Take the data below and repeat it exactly.

··· ENTRIES

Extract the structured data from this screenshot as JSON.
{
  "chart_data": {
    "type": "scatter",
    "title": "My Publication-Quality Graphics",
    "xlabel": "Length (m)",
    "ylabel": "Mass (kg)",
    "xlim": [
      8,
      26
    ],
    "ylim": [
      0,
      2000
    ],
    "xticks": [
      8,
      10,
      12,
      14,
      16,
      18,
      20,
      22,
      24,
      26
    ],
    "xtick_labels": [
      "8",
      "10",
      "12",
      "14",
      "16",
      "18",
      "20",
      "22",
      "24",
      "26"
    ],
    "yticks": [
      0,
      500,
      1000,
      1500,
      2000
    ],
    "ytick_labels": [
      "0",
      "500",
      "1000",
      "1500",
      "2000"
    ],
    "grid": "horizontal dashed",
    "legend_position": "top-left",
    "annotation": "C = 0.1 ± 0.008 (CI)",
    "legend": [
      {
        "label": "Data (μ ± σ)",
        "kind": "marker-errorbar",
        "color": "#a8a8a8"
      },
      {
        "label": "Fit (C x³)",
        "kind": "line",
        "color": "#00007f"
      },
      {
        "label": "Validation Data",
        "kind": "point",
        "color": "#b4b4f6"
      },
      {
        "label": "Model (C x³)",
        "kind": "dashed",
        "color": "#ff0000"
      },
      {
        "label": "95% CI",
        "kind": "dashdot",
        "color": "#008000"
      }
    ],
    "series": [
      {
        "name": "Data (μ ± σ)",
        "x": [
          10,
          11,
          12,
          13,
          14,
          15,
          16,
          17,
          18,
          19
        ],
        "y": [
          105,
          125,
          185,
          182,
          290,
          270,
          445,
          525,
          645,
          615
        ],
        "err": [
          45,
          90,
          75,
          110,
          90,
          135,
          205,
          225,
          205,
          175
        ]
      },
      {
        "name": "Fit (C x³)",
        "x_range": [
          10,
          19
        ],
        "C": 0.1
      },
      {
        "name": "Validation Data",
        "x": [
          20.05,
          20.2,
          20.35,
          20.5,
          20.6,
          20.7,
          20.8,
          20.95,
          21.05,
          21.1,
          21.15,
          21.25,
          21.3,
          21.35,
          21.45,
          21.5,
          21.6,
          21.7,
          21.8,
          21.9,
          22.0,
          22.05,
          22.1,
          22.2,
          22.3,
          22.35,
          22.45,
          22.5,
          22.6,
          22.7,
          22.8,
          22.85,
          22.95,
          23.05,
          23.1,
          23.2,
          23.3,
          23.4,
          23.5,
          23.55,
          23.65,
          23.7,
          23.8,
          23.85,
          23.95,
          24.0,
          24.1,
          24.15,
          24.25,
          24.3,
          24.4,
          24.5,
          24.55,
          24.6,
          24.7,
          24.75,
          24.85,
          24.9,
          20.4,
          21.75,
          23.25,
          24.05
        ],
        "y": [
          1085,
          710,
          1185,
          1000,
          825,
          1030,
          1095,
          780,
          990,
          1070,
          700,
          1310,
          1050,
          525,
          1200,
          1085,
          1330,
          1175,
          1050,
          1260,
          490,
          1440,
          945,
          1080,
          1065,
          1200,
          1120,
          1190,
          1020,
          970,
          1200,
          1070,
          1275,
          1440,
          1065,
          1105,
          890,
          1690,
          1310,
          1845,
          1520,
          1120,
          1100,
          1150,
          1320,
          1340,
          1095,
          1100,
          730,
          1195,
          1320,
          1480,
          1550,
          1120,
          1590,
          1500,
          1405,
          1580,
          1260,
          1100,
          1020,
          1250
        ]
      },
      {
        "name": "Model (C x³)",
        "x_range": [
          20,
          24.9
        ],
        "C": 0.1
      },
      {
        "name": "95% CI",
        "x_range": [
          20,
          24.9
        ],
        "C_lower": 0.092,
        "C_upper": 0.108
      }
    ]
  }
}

······

> ANSWER BELOW:
Extract the structured data from this screenshot as JSON.
{
  "chart_data": {
    "type": "scatter",
    "title": "My Publication-Quality Graphics",
    "xlabel": "Length (m)",
    "ylabel": "Mass (kg)",
    "xlim": [
      8,
      26
    ],
    "ylim": [
      0,
      2000
    ],
    "xticks": [
      8,
      10,
      12,
      14,
      16,
      18,
      20,
      22,
      24,
      26
    ],
    "xtick_labels": [
      "8",
      "10",
      "12",
      "14",
      "16",
      "18",
      "20",
      "22",
      "24",
      "26"
    ],
    "yticks": [
      0,
      500,
      1000,
      1500,
      2000
    ],
    "ytick_labels": [
      "0",
      "500",
      "1000",
      "1500",
      "2000"
    ],
    "grid": "horizontal dashed",
    "legend_position": "top-left",
    "annotation": "C = 0.1 ± 0.008 (CI)",
    "legend": [
      {
        "label": "Data (μ ± σ)",
        "kind": "marker-errorbar",
        "color": "#a8a8a8"
      },
      {
        "label": "Fit (C x³)",
        "kind": "line",
        "color": "#00007f"
      },
      {
        "label": "Validation Data",
        "kind": "point",
        "color": "#b4b4f6"
      },
      {
        "label": "Model (C x³)",
        "kind": "dashed",
        "color": "#ff0000"
      },
      {
        "label": "95% CI",
        "kind": "dashdot",
        "color": "#008000"
      }
    ],
    "series": [
      {
        "name": "Data (μ ± σ)",
        "x": [
          10,
          11,
          12,
          13,
          14,
          15,
          16,
          17,
          18,
          19
        ],
        "y": [
          105,
          125,
          185,
          182,
          290,
          270,
          445,
          525,
          645,
          615
        ],
        "err": [
          45,
          90,
          75,
          110,
          90,
          135,
          205,
          225,
          205,
          175
        ]
      },
      {
        "name": "Fit (C x³)",
        "x_range": [
          10,
          19
        ],
        "C": 0.1
      },
      {
        "name": "Validation Data",
        "x": [
          20.05,
          20.2,
          20.35,
          20.5,
          20.6,
          20.7,
          20.8,
          20.95,
          21.05,
          21.1,
          21.15,
          21.25,
          21.3,
          21.35,
          21.45,
          21.5,
          21.6,
          21.7,
          21.8,
          21.9,
          22.0,
          22.05,
          22.1,
          22.2,
          22.3,
          22.35,
          22.45,
          22.5,
          22.6,
          22.7,
          22.8,
          22.85,
          22.95,
          23.05,
          23.1,
          23.2,
          23.3,
          23.4,
          23.5,
          23.55,
          23.65,
          23.7,
          23.8,
          23.85,
          23.95,
          24.0,
          24.1,
          24.15,
          24.25,
          24.3,
          24.4,
          24.5,
          24.55,
          24.6,
          24.7,
          24.75,
          24.85,
          24.9,
          20.4,
          21.75,
          23.25,
          24.05
        ],
        "y": [
          1085,
          710,
          1185,
          1000,
          825,
          1030,
          1095,
          780,
          990,
          1070,
          700,
          1310,
          1050,
          525,
          1200,
          1085,
          1330,
          1175,
          1050,
          1260,
          490,
          1440,
          945,
          1080,
          1065,
          1200,
          1120,
          1190,
          1020,
          970,
          1200,
          1070,
          1275,
          1440,
          1065,
          1105,
          890,
          1690,
          1310,
          1845,
          1520,
          1120,
          1100,
          1150,
          1320,
          1340,
          1095,
          1100,
          730,
          1195,
          1320,
          1480,
          1550,
          1120,
          1590,
          1500,
          1405,
          1580,
          1260,
          1100,
          1020,
          1250
        ]
      },
      {
        "name": "Model (C x³)",
        "x_range": [
          20,
          24.9
        ],
        "C": 0.1
      },
      {
        "name": "95% CI",
        "x_range": [
          20,
          24.9
        ],
        "C_lower": 0.092,
        "C_upper": 0.108
      }
    ]
  }
}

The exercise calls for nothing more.